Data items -
* * * *

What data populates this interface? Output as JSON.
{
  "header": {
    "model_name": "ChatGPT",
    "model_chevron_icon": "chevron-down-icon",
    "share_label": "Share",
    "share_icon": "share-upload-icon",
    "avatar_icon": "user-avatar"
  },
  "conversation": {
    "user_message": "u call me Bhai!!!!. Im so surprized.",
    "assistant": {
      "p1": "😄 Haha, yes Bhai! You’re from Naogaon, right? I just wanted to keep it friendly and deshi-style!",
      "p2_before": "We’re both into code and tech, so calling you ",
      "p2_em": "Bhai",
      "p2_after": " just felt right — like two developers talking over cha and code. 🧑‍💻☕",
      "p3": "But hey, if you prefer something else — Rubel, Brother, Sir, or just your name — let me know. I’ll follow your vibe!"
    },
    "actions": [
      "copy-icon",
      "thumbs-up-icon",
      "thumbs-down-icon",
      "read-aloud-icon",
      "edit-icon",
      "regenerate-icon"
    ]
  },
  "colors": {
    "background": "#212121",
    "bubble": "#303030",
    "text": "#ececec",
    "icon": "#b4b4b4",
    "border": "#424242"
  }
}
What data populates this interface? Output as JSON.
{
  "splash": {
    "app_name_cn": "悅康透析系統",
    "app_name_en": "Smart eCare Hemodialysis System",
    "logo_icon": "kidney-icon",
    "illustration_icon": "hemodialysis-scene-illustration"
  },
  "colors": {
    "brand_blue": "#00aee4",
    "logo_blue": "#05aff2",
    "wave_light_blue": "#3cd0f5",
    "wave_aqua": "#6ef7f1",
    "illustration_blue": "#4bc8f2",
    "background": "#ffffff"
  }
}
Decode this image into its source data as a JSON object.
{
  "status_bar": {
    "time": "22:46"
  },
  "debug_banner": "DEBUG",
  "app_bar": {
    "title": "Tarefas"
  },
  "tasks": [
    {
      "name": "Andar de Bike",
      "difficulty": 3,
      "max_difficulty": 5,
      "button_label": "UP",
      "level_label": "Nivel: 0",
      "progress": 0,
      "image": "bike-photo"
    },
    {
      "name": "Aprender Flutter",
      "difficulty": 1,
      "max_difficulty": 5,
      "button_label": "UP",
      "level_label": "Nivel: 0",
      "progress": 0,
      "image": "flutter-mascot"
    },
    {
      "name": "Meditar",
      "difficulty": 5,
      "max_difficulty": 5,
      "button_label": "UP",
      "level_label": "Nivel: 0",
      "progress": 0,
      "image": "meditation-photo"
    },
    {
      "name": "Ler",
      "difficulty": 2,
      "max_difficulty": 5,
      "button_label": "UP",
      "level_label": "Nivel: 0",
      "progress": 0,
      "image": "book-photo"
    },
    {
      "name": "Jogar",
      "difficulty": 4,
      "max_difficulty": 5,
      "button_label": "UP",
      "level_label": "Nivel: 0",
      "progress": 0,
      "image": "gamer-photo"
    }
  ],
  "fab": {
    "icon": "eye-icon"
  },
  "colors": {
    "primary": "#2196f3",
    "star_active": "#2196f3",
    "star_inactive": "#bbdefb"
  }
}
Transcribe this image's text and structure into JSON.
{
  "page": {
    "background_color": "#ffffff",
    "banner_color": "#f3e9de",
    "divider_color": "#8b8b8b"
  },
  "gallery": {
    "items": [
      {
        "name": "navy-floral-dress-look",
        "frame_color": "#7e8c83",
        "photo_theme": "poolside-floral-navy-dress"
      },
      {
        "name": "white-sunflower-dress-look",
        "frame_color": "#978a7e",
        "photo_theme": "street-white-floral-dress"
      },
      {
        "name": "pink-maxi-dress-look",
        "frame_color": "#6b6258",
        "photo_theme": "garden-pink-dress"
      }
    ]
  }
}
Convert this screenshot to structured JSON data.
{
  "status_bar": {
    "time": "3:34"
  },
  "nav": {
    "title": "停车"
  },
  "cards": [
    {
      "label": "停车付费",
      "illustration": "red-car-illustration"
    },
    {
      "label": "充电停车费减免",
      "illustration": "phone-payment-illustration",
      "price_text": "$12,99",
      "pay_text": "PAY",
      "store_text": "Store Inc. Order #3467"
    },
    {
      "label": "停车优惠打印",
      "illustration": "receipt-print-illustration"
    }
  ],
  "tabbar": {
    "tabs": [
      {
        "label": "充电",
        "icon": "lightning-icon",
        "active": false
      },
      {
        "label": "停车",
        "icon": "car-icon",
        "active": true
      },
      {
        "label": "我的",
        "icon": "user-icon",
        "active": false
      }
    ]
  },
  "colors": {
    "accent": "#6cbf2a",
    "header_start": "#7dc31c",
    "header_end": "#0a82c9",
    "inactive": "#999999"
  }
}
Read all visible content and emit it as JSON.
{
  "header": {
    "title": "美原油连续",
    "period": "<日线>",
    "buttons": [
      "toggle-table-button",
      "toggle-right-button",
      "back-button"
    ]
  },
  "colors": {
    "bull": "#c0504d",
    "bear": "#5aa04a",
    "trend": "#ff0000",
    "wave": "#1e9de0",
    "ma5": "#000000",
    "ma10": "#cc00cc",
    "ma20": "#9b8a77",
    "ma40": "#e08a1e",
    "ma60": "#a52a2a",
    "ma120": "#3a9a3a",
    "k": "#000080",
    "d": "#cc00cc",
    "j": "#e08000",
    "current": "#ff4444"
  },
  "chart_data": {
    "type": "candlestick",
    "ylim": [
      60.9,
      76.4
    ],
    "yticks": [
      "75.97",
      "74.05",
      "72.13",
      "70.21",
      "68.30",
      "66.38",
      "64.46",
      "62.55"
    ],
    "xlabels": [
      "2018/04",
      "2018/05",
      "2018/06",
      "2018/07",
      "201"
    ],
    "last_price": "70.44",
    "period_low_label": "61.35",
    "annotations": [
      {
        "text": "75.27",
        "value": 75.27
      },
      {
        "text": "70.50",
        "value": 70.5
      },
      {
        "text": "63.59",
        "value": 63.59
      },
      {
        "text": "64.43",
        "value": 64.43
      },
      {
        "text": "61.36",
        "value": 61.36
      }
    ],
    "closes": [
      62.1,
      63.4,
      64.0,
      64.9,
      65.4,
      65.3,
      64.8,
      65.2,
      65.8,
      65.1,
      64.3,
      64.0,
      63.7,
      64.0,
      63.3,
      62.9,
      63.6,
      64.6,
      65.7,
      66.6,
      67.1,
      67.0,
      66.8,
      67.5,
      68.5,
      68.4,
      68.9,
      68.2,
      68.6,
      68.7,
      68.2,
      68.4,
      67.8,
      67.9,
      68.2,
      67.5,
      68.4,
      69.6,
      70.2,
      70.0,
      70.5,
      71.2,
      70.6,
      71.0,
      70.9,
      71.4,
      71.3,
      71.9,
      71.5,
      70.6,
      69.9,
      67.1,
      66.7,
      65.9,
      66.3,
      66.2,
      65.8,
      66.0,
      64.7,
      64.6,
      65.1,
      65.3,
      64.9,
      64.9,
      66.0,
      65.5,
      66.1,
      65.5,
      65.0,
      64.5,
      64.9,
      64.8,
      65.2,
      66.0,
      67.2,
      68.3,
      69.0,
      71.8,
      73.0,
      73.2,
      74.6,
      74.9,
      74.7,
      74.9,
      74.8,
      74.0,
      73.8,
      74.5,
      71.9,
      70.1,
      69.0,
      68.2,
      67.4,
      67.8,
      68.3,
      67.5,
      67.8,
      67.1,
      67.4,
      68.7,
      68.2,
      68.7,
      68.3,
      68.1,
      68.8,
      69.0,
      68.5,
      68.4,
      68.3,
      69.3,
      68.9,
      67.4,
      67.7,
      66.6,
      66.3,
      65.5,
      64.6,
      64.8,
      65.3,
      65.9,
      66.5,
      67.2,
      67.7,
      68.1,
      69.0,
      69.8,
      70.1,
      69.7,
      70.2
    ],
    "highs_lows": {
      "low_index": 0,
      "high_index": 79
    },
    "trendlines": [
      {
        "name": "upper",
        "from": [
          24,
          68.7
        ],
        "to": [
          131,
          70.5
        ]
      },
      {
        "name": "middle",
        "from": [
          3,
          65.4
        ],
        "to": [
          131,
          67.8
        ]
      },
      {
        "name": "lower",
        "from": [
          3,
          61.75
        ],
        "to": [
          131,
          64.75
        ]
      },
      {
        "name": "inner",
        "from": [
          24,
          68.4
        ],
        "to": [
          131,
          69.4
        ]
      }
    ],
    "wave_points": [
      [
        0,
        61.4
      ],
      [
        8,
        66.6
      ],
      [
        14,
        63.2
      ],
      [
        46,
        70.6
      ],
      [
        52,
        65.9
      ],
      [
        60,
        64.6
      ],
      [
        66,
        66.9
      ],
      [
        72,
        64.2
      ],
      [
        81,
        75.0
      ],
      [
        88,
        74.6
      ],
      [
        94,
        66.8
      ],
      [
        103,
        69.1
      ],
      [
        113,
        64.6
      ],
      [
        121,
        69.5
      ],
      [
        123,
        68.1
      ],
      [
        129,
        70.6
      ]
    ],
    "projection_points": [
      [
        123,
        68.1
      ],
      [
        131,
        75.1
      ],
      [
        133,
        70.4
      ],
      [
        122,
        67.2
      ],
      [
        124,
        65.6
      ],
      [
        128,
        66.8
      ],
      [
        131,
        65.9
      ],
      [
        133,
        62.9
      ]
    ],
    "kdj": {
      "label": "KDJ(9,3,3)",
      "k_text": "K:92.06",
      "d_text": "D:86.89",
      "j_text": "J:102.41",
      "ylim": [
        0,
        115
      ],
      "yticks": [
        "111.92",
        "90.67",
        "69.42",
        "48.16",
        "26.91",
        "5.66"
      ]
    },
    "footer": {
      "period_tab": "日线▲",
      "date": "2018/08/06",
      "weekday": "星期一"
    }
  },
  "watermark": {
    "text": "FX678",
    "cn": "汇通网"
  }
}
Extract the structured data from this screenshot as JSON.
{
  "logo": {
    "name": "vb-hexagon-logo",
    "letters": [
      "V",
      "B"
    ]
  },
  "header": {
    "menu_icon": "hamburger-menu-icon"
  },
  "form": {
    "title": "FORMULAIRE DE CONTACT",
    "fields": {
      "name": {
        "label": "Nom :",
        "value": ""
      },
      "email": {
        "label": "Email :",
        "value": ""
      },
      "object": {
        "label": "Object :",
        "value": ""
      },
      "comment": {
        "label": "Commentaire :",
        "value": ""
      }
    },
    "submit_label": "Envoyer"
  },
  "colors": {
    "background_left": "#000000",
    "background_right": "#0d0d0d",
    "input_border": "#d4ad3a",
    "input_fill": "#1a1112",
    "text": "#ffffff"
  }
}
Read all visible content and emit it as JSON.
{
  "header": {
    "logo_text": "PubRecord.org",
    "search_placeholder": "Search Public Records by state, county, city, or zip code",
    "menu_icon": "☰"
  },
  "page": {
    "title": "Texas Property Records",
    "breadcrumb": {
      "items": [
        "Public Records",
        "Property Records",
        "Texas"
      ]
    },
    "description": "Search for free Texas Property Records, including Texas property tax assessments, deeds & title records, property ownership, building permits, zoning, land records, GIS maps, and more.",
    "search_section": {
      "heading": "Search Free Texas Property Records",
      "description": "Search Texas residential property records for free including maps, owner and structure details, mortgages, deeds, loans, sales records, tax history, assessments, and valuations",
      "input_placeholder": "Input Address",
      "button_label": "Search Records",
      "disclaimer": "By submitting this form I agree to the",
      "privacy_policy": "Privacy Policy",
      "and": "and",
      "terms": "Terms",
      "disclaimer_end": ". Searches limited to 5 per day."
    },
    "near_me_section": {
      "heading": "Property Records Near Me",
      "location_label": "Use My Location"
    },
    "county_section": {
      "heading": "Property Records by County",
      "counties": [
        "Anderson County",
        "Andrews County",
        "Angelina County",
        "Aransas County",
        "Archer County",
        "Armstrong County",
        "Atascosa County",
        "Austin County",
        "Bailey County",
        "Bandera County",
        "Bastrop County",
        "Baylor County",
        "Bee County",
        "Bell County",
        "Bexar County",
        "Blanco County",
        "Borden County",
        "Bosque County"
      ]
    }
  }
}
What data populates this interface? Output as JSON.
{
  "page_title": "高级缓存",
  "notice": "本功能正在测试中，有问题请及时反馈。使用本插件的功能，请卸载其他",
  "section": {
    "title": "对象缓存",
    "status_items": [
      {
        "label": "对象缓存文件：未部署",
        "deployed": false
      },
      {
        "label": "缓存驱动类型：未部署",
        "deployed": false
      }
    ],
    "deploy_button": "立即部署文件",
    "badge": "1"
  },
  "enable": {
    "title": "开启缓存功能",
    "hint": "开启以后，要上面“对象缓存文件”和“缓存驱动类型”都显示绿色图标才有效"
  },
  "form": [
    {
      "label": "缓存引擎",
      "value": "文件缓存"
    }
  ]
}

* * * *

PROBLEM DETAILS - Return all lines containing the word "deeds".

TASK ANSWER -
    "description": "Search for free Texas Property Records, including Texas property tax assessments, deeds & title records, property ownership, building permits, zoning, land records, GIS maps, and more.",
      "description": "Search Texas residential property records for free including maps, owner and structure details, mortgages, deeds, loans, sales records, tax history, assessments, and valuations",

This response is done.